→ The task
Return each line of the listing below, unchanged, and omit the images.

· · · ·

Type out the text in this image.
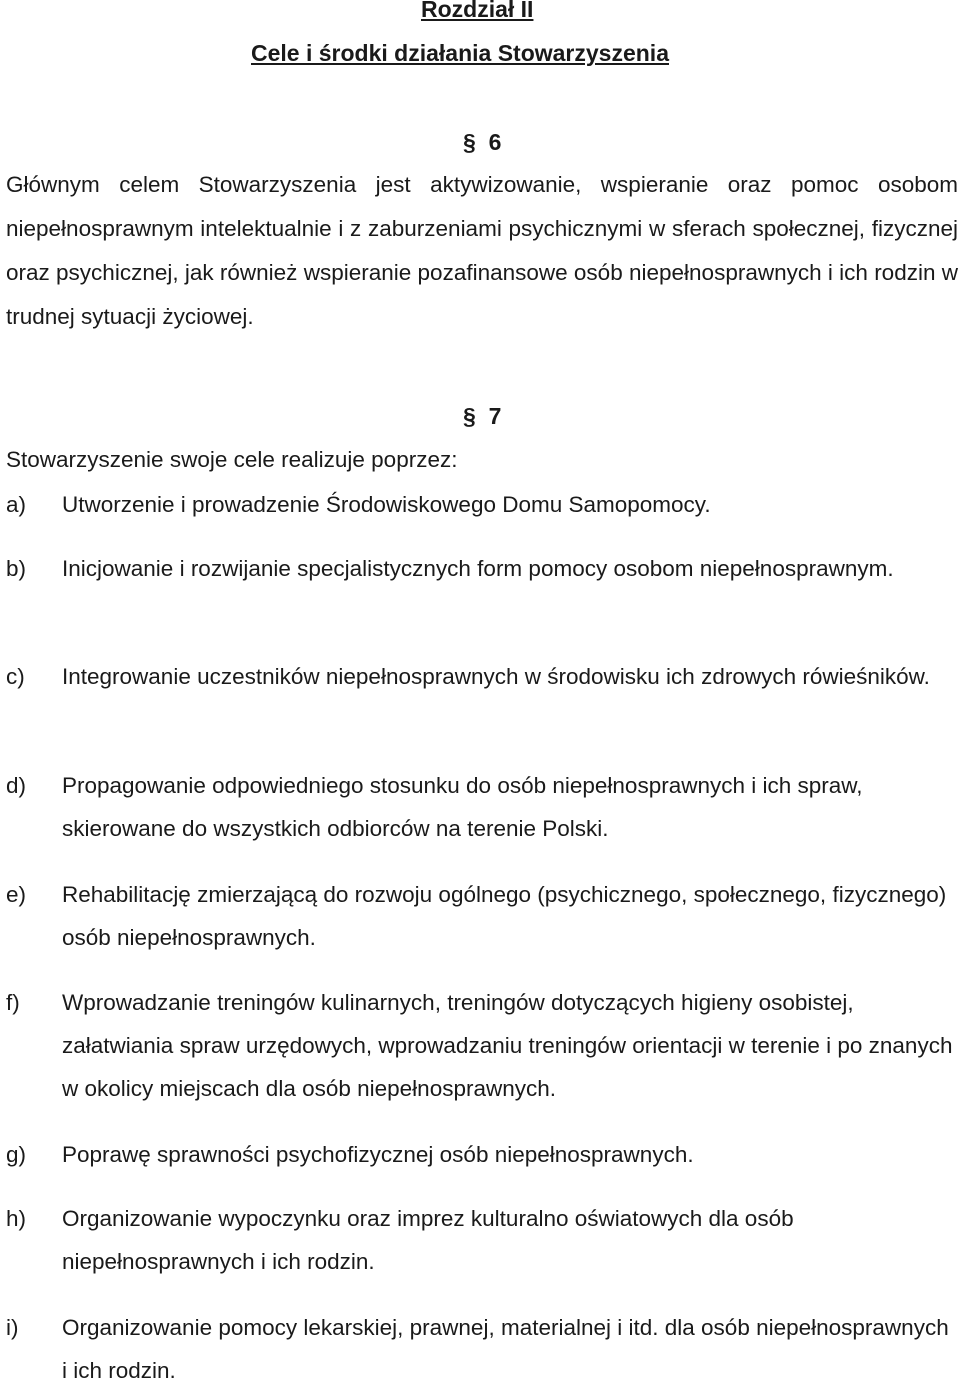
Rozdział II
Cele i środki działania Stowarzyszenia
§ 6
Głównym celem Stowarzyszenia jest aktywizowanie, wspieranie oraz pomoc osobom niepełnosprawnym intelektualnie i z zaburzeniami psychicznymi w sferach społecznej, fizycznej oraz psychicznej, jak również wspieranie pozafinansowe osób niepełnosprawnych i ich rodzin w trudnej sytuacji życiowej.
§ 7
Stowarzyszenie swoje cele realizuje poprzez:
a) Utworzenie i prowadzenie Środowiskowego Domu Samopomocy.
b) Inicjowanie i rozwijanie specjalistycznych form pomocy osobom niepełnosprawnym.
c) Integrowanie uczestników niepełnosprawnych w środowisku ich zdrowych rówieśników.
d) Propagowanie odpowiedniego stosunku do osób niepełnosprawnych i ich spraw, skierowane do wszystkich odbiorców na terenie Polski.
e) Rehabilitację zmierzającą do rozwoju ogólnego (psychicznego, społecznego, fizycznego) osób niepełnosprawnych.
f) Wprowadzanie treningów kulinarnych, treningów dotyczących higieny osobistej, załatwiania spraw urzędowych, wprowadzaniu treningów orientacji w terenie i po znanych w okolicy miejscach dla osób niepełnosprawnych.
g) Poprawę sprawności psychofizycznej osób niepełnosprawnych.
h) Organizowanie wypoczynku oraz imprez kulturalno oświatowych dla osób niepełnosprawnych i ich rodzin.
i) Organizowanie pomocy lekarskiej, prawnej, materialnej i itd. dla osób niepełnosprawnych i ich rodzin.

· · · ·

→ Solved problem
Type out the text in this image.
Rozdział II
Cele i środki działania Stowarzyszenia
§ 6
Głównym celem Stowarzyszenia jest aktywizowanie, wspieranie oraz pomoc osobom niepełnosprawnym intelektualnie i z zaburzeniami psychicznymi w sferach społecznej, fizycznej oraz psychicznej, jak również wspieranie pozafinansowe osób niepełnosprawnych i ich rodzin w trudnej sytuacji życiowej.
§ 7
Stowarzyszenie swoje cele realizuje poprzez:
a) Utworzenie i prowadzenie Środowiskowego Domu Samopomocy.
b) Inicjowanie i rozwijanie specjalistycznych form pomocy osobom niepełnosprawnym.
c) Integrowanie uczestników niepełnosprawnych w środowisku ich zdrowych rówieśników.
d) Propagowanie odpowiedniego stosunku do osób niepełnosprawnych i ich spraw, skierowane do wszystkich odbiorców na terenie Polski.
e) Rehabilitację zmierzającą do rozwoju ogólnego (psychicznego, społecznego, fizycznego) osób niepełnosprawnych.
f) Wprowadzanie treningów kulinarnych, treningów dotyczących higieny osobistej, załatwiania spraw urzędowych, wprowadzaniu treningów orientacji w terenie i po znanych w okolicy miejscach dla osób niepełnosprawnych.
g) Poprawę sprawności psychofizycznej osób niepełnosprawnych.
h) Organizowanie wypoczynku oraz imprez kulturalno oświatowych dla osób niepełnosprawnych i ich rodzin.
i) Organizowanie pomocy lekarskiej, prawnej, materialnej i itd. dla osób niepełnosprawnych i ich rodzin.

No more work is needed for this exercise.